(Layout annotation data)
....................

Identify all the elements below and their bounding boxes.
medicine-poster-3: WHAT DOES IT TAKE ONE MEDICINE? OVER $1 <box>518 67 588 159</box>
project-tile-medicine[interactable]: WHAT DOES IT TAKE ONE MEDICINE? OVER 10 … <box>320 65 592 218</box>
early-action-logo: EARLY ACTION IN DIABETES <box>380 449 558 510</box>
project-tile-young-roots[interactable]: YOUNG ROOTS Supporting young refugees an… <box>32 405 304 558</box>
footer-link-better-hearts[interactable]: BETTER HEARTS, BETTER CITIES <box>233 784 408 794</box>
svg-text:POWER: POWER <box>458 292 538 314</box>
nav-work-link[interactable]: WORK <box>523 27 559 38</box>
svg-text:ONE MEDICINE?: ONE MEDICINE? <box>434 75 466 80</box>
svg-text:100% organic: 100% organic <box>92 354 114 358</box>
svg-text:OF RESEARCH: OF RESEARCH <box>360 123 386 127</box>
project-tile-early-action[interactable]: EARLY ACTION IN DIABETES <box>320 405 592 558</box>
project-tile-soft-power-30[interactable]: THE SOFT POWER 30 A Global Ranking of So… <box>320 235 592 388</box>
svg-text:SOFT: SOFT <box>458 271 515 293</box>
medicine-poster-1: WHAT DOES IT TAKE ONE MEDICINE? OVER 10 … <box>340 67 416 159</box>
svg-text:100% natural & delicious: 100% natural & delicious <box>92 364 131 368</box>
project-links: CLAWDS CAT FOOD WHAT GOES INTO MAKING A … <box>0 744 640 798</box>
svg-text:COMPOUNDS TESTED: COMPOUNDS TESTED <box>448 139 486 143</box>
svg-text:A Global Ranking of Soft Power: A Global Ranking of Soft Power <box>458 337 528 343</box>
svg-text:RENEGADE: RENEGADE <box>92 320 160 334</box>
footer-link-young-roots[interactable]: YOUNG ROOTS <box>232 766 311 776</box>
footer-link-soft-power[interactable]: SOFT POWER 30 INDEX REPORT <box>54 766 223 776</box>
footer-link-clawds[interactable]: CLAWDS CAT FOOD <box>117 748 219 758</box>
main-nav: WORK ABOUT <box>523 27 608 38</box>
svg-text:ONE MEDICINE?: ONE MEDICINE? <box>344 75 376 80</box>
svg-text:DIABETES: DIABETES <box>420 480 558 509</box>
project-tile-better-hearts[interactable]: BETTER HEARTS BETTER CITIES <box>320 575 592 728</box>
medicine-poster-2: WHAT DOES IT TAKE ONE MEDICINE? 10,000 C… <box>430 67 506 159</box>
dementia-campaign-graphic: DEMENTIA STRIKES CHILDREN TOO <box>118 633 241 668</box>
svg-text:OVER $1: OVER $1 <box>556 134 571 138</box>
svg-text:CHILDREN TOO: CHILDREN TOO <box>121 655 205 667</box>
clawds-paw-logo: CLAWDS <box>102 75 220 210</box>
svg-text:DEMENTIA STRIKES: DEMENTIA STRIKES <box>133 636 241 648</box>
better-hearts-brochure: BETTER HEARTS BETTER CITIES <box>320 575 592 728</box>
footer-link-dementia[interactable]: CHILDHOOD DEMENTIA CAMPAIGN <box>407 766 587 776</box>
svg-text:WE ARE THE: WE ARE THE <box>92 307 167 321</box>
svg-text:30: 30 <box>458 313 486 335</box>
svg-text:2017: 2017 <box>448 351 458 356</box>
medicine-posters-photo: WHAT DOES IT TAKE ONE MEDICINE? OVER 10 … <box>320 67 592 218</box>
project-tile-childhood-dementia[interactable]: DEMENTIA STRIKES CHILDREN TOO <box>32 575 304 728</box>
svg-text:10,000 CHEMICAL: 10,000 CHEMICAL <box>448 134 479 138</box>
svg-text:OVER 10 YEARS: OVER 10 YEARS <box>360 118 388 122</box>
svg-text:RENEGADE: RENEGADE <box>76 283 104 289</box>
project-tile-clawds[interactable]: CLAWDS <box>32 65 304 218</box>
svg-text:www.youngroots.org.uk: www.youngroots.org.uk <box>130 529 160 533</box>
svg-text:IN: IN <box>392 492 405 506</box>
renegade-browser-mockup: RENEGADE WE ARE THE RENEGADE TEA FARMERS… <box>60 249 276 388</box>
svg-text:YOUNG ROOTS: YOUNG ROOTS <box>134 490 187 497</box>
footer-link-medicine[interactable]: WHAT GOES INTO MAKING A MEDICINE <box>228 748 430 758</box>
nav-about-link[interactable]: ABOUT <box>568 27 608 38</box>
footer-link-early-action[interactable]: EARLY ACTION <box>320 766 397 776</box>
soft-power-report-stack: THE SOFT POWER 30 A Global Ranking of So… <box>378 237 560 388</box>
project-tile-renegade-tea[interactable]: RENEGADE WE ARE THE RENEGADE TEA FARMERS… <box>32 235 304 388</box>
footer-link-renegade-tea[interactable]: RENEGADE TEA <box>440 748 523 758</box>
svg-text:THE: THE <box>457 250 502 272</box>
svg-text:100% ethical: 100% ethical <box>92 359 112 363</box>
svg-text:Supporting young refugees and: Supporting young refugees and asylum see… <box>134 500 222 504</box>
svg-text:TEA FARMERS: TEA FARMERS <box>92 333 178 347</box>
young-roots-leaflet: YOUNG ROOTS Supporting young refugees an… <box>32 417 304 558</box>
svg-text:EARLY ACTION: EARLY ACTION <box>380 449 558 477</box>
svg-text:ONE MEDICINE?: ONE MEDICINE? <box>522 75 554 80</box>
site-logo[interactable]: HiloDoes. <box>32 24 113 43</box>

....................

Rewrite all of the data above, changing every "footer-link" to "bottom-link" and keeping everything else the same.

Identify all the elements below and their bounding boxes.
medicine-poster-3: WHAT DOES IT TAKE ONE MEDICINE? OVER $1 <box>518 67 588 159</box>
project-tile-medicine[interactable]: WHAT DOES IT TAKE ONE MEDICINE? OVER 10 … <box>320 65 592 218</box>
early-action-logo: EARLY ACTION IN DIABETES <box>380 449 558 510</box>
project-tile-young-roots[interactable]: YOUNG ROOTS Supporting young refugees an… <box>32 405 304 558</box>
bottom-link-better-hearts[interactable]: BETTER HEARTS, BETTER CITIES <box>233 784 408 794</box>
svg-text:POWER: POWER <box>458 292 538 314</box>
nav-work-link[interactable]: WORK <box>523 27 559 38</box>
svg-text:ONE MEDICINE?: ONE MEDICINE? <box>434 75 466 80</box>
svg-text:100% organic: 100% organic <box>92 354 114 358</box>
svg-text:OF RESEARCH: OF RESEARCH <box>360 123 386 127</box>
project-tile-early-action[interactable]: EARLY ACTION IN DIABETES <box>320 405 592 558</box>
project-tile-soft-power-30[interactable]: THE SOFT POWER 30 A Global Ranking of So… <box>320 235 592 388</box>
svg-text:SOFT: SOFT <box>458 271 515 293</box>
medicine-poster-1: WHAT DOES IT TAKE ONE MEDICINE? OVER 10 … <box>340 67 416 159</box>
svg-text:100% natural & delicious: 100% natural & delicious <box>92 364 131 368</box>
project-links: CLAWDS CAT FOOD WHAT GOES INTO MAKING A … <box>0 744 640 798</box>
svg-text:COMPOUNDS TESTED: COMPOUNDS TESTED <box>448 139 486 143</box>
svg-text:A Global Ranking of Soft Power: A Global Ranking of Soft Power <box>458 337 528 343</box>
svg-text:RENEGADE: RENEGADE <box>92 320 160 334</box>
bottom-link-young-roots[interactable]: YOUNG ROOTS <box>232 766 311 776</box>
bottom-link-soft-power[interactable]: SOFT POWER 30 INDEX REPORT <box>54 766 223 776</box>
bottom-link-clawds[interactable]: CLAWDS CAT FOOD <box>117 748 219 758</box>
main-nav: WORK ABOUT <box>523 27 608 38</box>
svg-text:ONE MEDICINE?: ONE MEDICINE? <box>344 75 376 80</box>
svg-text:DIABETES: DIABETES <box>420 480 558 509</box>
project-tile-better-hearts[interactable]: BETTER HEARTS BETTER CITIES <box>320 575 592 728</box>
medicine-poster-2: WHAT DOES IT TAKE ONE MEDICINE? 10,000 C… <box>430 67 506 159</box>
dementia-campaign-graphic: DEMENTIA STRIKES CHILDREN TOO <box>118 633 241 668</box>
svg-text:OVER $1: OVER $1 <box>556 134 571 138</box>
svg-text:CHILDREN TOO: CHILDREN TOO <box>121 655 205 667</box>
clawds-paw-logo: CLAWDS <box>102 75 220 210</box>
svg-text:DEMENTIA STRIKES: DEMENTIA STRIKES <box>133 636 241 648</box>
better-hearts-brochure: BETTER HEARTS BETTER CITIES <box>320 575 592 728</box>
bottom-link-dementia[interactable]: CHILDHOOD DEMENTIA CAMPAIGN <box>407 766 587 776</box>
svg-text:WE ARE THE: WE ARE THE <box>92 307 167 321</box>
svg-text:30: 30 <box>458 313 486 335</box>
svg-text:2017: 2017 <box>448 351 458 356</box>
medicine-posters-photo: WHAT DOES IT TAKE ONE MEDICINE? OVER 10 … <box>320 67 592 218</box>
project-tile-childhood-dementia[interactable]: DEMENTIA STRIKES CHILDREN TOO <box>32 575 304 728</box>
svg-text:10,000 CHEMICAL: 10,000 CHEMICAL <box>448 134 479 138</box>
svg-text:OVER 10 YEARS: OVER 10 YEARS <box>360 118 388 122</box>
svg-text:RENEGADE: RENEGADE <box>76 283 104 289</box>
project-tile-clawds[interactable]: CLAWDS <box>32 65 304 218</box>
svg-text:www.youngroots.org.uk: www.youngroots.org.uk <box>130 529 160 533</box>
svg-text:IN: IN <box>392 492 405 506</box>
renegade-browser-mockup: RENEGADE WE ARE THE RENEGADE TEA FARMERS… <box>60 249 276 388</box>
svg-text:YOUNG ROOTS: YOUNG ROOTS <box>134 490 187 497</box>
bottom-link-medicine[interactable]: WHAT GOES INTO MAKING A MEDICINE <box>228 748 430 758</box>
nav-about-link[interactable]: ABOUT <box>568 27 608 38</box>
bottom-link-early-action[interactable]: EARLY ACTION <box>320 766 397 776</box>
soft-power-report-stack: THE SOFT POWER 30 A Global Ranking of So… <box>378 237 560 388</box>
project-tile-renegade-tea[interactable]: RENEGADE WE ARE THE RENEGADE TEA FARMERS… <box>32 235 304 388</box>
bottom-link-renegade-tea[interactable]: RENEGADE TEA <box>440 748 523 758</box>
svg-text:THE: THE <box>457 250 502 272</box>
svg-text:100% ethical: 100% ethical <box>92 359 112 363</box>
svg-text:Supporting young refugees and: Supporting young refugees and asylum see… <box>134 500 222 504</box>
svg-text:TEA FARMERS: TEA FARMERS <box>92 333 178 347</box>
young-roots-leaflet: YOUNG ROOTS Supporting young refugees an… <box>32 417 304 558</box>
svg-text:EARLY ACTION: EARLY ACTION <box>380 449 558 477</box>
svg-text:ONE MEDICINE?: ONE MEDICINE? <box>522 75 554 80</box>
site-logo[interactable]: HiloDoes. <box>32 24 113 43</box>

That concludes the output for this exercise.